◆ **AIM**
Skip the images and copy each record exactly as written.

◆ **Data excerpts**
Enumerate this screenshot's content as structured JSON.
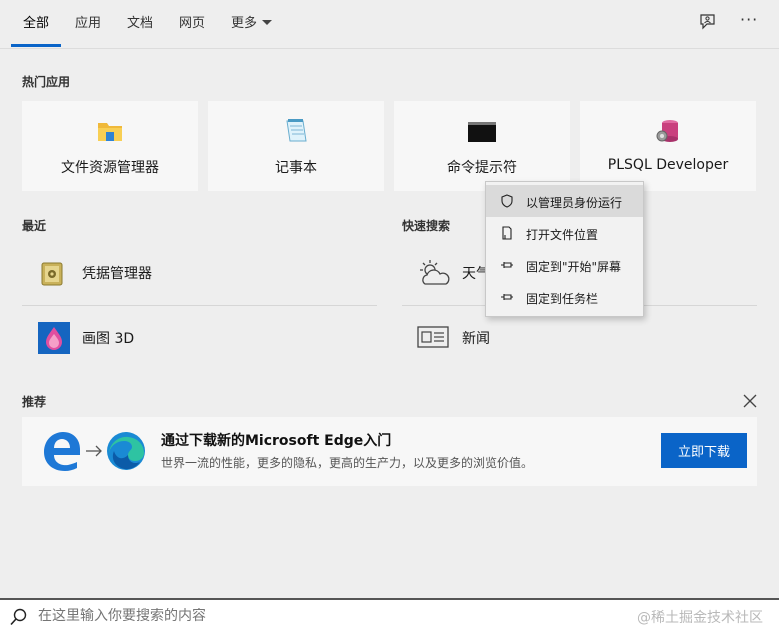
{
  "tabs": [
    {
      "label": "全部"
    },
    {
      "label": "应用"
    },
    {
      "label": "文档"
    },
    {
      "label": "网页"
    },
    {
      "label": "更多"
    }
  ],
  "top_icons": {
    "feedback": "feedback-icon",
    "more": "···"
  },
  "hot_apps": {
    "title": "热门应用",
    "items": [
      {
        "label": "文件资源管理器",
        "icon": "folder-icon"
      },
      {
        "label": "记事本",
        "icon": "notepad-icon"
      },
      {
        "label": "命令提示符",
        "icon": "cmd-icon"
      },
      {
        "label": "PLSQL Developer",
        "icon": "plsql-icon"
      }
    ]
  },
  "recent": {
    "title": "最近",
    "items": [
      {
        "label": "凭据管理器",
        "icon": "credential-icon"
      },
      {
        "label": "画图 3D",
        "icon": "paint3d-icon"
      }
    ]
  },
  "quick_search": {
    "title": "快速搜索",
    "items": [
      {
        "label": "天气",
        "icon": "weather-icon"
      },
      {
        "label": "新闻",
        "icon": "news-icon"
      }
    ]
  },
  "context_menu": {
    "items": [
      {
        "label": "以管理员身份运行",
        "icon": "shield-icon"
      },
      {
        "label": "打开文件位置",
        "icon": "file-location-icon"
      },
      {
        "label": "固定到\"开始\"屏幕",
        "icon": "pin-icon"
      },
      {
        "label": "固定到任务栏",
        "icon": "pin-icon"
      }
    ]
  },
  "recommend": {
    "title": "推荐",
    "banner_title": "通过下载新的Microsoft Edge入门",
    "banner_sub": "世界一流的性能，更多的隐私，更高的生产力，以及更多的浏览价值。",
    "cta": "立即下载"
  },
  "search": {
    "placeholder": "在这里输入你要搜索的内容",
    "watermark": "@稀土掘金技术社区"
  },
  "colors": {
    "accent": "#0a64c8",
    "background": "#eeeeee"
  }
}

◆ **SOLUTION FOR THIS EXERCISE**
Enumerate this screenshot's content as structured JSON.
{
  "tabs": [
    {
      "label": "全部"
    },
    {
      "label": "应用"
    },
    {
      "label": "文档"
    },
    {
      "label": "网页"
    },
    {
      "label": "更多"
    }
  ],
  "top_icons": {
    "feedback": "feedback-icon",
    "more": "···"
  },
  "hot_apps": {
    "title": "热门应用",
    "items": [
      {
        "label": "文件资源管理器",
        "icon": "folder-icon"
      },
      {
        "label": "记事本",
        "icon": "notepad-icon"
      },
      {
        "label": "命令提示符",
        "icon": "cmd-icon"
      },
      {
        "label": "PLSQL Developer",
        "icon": "plsql-icon"
      }
    ]
  },
  "recent": {
    "title": "最近",
    "items": [
      {
        "label": "凭据管理器",
        "icon": "credential-icon"
      },
      {
        "label": "画图 3D",
        "icon": "paint3d-icon"
      }
    ]
  },
  "quick_search": {
    "title": "快速搜索",
    "items": [
      {
        "label": "天气",
        "icon": "weather-icon"
      },
      {
        "label": "新闻",
        "icon": "news-icon"
      }
    ]
  },
  "context_menu": {
    "items": [
      {
        "label": "以管理员身份运行",
        "icon": "shield-icon"
      },
      {
        "label": "打开文件位置",
        "icon": "file-location-icon"
      },
      {
        "label": "固定到\"开始\"屏幕",
        "icon": "pin-icon"
      },
      {
        "label": "固定到任务栏",
        "icon": "pin-icon"
      }
    ]
  },
  "recommend": {
    "title": "推荐",
    "banner_title": "通过下载新的Microsoft Edge入门",
    "banner_sub": "世界一流的性能，更多的隐私，更高的生产力，以及更多的浏览价值。",
    "cta": "立即下载"
  },
  "search": {
    "placeholder": "在这里输入你要搜索的内容",
    "watermark": "@稀土掘金技术社区"
  },
  "colors": {
    "accent": "#0a64c8",
    "background": "#eeeeee"
  }
}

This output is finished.